━━ DATA PROVIDED
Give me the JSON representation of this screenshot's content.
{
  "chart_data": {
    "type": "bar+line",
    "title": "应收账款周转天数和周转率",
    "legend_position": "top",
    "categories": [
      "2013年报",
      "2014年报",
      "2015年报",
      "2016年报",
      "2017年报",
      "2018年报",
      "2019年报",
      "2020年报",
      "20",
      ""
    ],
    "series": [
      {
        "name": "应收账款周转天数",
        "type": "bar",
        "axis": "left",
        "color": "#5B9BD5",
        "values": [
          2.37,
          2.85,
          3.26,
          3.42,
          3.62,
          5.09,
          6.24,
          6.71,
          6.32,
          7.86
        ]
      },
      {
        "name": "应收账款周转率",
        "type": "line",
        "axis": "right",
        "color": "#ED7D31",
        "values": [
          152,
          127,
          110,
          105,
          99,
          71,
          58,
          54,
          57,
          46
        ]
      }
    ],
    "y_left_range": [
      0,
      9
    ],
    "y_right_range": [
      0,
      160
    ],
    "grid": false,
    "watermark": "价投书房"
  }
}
━━━━
TASK TO COMPLETE: Please repeat the listing exactly, with nothing left out.

SOLUTION TO THE EXERCISE:
Give me the JSON representation of this screenshot's content.
{
  "chart_data": {
    "type": "bar+line",
    "title": "应收账款周转天数和周转率",
    "legend_position": "top",
    "categories": [
      "2013年报",
      "2014年报",
      "2015年报",
      "2016年报",
      "2017年报",
      "2018年报",
      "2019年报",
      "2020年报",
      "20",
      ""
    ],
    "series": [
      {
        "name": "应收账款周转天数",
        "type": "bar",
        "axis": "left",
        "color": "#5B9BD5",
        "values": [
          2.37,
          2.85,
          3.26,
          3.42,
          3.62,
          5.09,
          6.24,
          6.71,
          6.32,
          7.86
        ]
      },
      {
        "name": "应收账款周转率",
        "type": "line",
        "axis": "right",
        "color": "#ED7D31",
        "values": [
          152,
          127,
          110,
          105,
          99,
          71,
          58,
          54,
          57,
          46
        ]
      }
    ],
    "y_left_range": [
      0,
      9
    ],
    "y_right_range": [
      0,
      160
    ],
    "grid": false,
    "watermark": "价投书房"
  }
}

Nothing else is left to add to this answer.